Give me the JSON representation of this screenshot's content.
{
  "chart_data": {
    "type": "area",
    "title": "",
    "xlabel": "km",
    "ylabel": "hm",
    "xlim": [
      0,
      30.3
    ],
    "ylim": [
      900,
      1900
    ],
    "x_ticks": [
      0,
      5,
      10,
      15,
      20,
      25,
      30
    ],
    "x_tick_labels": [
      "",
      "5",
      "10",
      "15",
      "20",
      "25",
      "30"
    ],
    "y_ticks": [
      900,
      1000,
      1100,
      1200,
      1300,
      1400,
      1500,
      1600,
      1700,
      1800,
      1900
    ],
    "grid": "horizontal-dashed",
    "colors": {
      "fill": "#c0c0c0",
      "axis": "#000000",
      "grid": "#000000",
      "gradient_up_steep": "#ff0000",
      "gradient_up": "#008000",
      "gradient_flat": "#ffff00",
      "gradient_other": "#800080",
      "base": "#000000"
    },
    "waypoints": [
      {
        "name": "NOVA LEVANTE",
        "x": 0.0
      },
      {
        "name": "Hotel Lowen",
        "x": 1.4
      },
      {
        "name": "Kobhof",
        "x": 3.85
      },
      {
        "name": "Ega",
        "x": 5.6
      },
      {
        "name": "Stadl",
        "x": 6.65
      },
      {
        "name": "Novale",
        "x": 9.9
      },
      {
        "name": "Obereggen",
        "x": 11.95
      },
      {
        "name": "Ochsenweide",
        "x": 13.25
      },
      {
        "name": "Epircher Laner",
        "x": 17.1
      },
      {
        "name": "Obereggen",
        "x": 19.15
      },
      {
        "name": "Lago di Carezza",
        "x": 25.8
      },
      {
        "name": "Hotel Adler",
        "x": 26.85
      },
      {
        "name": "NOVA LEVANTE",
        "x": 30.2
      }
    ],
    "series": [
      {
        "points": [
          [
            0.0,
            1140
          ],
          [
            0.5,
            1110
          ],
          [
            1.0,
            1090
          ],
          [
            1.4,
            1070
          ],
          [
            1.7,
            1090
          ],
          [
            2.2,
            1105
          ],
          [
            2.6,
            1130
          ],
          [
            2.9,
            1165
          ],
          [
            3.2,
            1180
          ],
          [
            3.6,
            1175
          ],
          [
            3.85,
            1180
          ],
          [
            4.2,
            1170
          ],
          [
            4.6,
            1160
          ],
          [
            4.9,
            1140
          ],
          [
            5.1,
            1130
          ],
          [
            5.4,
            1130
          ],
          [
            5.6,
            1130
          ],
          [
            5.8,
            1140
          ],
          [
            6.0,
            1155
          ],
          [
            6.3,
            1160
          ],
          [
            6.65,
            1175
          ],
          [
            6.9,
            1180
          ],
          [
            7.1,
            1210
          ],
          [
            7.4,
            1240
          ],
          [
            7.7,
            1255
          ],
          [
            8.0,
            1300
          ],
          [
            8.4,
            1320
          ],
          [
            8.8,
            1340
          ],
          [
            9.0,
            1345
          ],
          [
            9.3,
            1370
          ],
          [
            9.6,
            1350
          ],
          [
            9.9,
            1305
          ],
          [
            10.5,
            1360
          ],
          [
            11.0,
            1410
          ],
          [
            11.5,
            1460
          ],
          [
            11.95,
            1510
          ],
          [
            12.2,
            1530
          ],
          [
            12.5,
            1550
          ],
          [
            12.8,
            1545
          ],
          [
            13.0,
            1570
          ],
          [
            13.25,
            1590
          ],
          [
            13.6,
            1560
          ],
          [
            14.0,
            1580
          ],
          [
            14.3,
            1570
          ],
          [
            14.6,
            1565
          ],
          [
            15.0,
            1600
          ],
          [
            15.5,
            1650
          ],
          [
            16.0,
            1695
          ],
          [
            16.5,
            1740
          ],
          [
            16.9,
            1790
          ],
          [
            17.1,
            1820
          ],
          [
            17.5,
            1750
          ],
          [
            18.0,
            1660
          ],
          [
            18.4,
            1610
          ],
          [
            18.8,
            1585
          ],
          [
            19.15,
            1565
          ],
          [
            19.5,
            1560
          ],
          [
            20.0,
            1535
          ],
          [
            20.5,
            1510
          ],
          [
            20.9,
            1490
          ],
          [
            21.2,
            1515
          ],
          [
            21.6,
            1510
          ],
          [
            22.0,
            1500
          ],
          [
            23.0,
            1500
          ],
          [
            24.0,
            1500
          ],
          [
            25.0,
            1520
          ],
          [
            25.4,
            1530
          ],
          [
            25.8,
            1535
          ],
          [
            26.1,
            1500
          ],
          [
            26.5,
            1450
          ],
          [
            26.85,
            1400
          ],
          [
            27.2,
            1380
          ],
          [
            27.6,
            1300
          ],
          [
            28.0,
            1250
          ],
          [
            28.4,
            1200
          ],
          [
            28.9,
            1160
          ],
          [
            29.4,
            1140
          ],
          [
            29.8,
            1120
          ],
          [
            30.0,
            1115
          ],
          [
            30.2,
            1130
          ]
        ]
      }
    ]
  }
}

What you will do
Collect the complete line wherever the string "grid" appears in the records.

The result
    "grid": "horizontal-dashed",
      "grid": "#000000",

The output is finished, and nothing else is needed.